**Data lines:**
—————
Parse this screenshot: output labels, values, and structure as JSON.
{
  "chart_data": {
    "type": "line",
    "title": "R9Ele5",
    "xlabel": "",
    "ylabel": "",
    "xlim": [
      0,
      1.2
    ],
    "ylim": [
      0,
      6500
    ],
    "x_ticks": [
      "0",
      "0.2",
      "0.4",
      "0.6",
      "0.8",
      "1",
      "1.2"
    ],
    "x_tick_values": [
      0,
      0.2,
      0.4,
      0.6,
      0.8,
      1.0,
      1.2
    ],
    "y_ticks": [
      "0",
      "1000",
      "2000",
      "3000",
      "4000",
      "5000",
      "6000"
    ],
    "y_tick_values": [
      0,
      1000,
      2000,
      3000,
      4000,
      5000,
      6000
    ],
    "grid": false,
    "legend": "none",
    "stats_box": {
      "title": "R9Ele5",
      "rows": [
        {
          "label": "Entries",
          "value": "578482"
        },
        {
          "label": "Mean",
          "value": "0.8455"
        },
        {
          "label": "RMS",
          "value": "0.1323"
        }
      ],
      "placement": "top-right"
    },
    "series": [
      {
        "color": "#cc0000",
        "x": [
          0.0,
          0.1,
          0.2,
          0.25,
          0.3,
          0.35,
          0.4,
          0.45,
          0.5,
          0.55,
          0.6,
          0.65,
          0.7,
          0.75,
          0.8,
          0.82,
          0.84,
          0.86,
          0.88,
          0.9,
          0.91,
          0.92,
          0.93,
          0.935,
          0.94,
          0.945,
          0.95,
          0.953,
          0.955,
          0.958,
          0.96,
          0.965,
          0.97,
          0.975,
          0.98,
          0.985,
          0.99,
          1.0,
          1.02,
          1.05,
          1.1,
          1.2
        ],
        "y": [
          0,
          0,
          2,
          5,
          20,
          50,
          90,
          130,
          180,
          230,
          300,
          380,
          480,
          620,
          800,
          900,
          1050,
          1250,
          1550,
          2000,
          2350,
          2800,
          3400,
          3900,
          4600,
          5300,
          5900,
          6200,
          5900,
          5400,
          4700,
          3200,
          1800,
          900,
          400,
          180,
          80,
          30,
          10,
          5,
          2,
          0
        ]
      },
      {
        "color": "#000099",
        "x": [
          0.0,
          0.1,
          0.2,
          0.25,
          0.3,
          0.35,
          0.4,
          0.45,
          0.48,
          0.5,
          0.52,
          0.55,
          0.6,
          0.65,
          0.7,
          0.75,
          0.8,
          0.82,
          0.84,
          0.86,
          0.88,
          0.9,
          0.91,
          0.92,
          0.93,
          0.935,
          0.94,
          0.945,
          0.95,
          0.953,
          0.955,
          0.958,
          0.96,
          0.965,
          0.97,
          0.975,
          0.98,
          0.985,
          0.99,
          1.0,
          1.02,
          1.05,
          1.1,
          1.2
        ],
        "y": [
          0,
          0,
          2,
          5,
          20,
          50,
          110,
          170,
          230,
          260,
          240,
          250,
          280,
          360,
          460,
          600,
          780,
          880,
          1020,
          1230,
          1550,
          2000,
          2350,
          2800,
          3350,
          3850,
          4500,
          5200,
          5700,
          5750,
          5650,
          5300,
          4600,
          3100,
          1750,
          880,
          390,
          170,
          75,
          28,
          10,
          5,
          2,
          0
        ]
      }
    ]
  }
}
—————
Output the listing above without altering a single character.

Parse this screenshot: output labels, values, and structure as JSON.
{
  "chart_data": {
    "type": "line",
    "title": "R9Ele5",
    "xlabel": "",
    "ylabel": "",
    "xlim": [
      0,
      1.2
    ],
    "ylim": [
      0,
      6500
    ],
    "x_ticks": [
      "0",
      "0.2",
      "0.4",
      "0.6",
      "0.8",
      "1",
      "1.2"
    ],
    "x_tick_values": [
      0,
      0.2,
      0.4,
      0.6,
      0.8,
      1.0,
      1.2
    ],
    "y_ticks": [
      "0",
      "1000",
      "2000",
      "3000",
      "4000",
      "5000",
      "6000"
    ],
    "y_tick_values": [
      0,
      1000,
      2000,
      3000,
      4000,
      5000,
      6000
    ],
    "grid": false,
    "legend": "none",
    "stats_box": {
      "title": "R9Ele5",
      "rows": [
        {
          "label": "Entries",
          "value": "578482"
        },
        {
          "label": "Mean",
          "value": "0.8455"
        },
        {
          "label": "RMS",
          "value": "0.1323"
        }
      ],
      "placement": "top-right"
    },
    "series": [
      {
        "color": "#cc0000",
        "x": [
          0.0,
          0.1,
          0.2,
          0.25,
          0.3,
          0.35,
          0.4,
          0.45,
          0.5,
          0.55,
          0.6,
          0.65,
          0.7,
          0.75,
          0.8,
          0.82,
          0.84,
          0.86,
          0.88,
          0.9,
          0.91,
          0.92,
          0.93,
          0.935,
          0.94,
          0.945,
          0.95,
          0.953,
          0.955,
          0.958,
          0.96,
          0.965,
          0.97,
          0.975,
          0.98,
          0.985,
          0.99,
          1.0,
          1.02,
          1.05,
          1.1,
          1.2
        ],
        "y": [
          0,
          0,
          2,
          5,
          20,
          50,
          90,
          130,
          180,
          230,
          300,
          380,
          480,
          620,
          800,
          900,
          1050,
          1250,
          1550,
          2000,
          2350,
          2800,
          3400,
          3900,
          4600,
          5300,
          5900,
          6200,
          5900,
          5400,
          4700,
          3200,
          1800,
          900,
          400,
          180,
          80,
          30,
          10,
          5,
          2,
          0
        ]
      },
      {
        "color": "#000099",
        "x": [
          0.0,
          0.1,
          0.2,
          0.25,
          0.3,
          0.35,
          0.4,
          0.45,
          0.48,
          0.5,
          0.52,
          0.55,
          0.6,
          0.65,
          0.7,
          0.75,
          0.8,
          0.82,
          0.84,
          0.86,
          0.88,
          0.9,
          0.91,
          0.92,
          0.93,
          0.935,
          0.94,
          0.945,
          0.95,
          0.953,
          0.955,
          0.958,
          0.96,
          0.965,
          0.97,
          0.975,
          0.98,
          0.985,
          0.99,
          1.0,
          1.02,
          1.05,
          1.1,
          1.2
        ],
        "y": [
          0,
          0,
          2,
          5,
          20,
          50,
          110,
          170,
          230,
          260,
          240,
          250,
          280,
          360,
          460,
          600,
          780,
          880,
          1020,
          1230,
          1550,
          2000,
          2350,
          2800,
          3350,
          3850,
          4500,
          5200,
          5700,
          5750,
          5650,
          5300,
          4600,
          3100,
          1750,
          880,
          390,
          170,
          75,
          28,
          10,
          5,
          2,
          0
        ]
      }
    ]
  }
}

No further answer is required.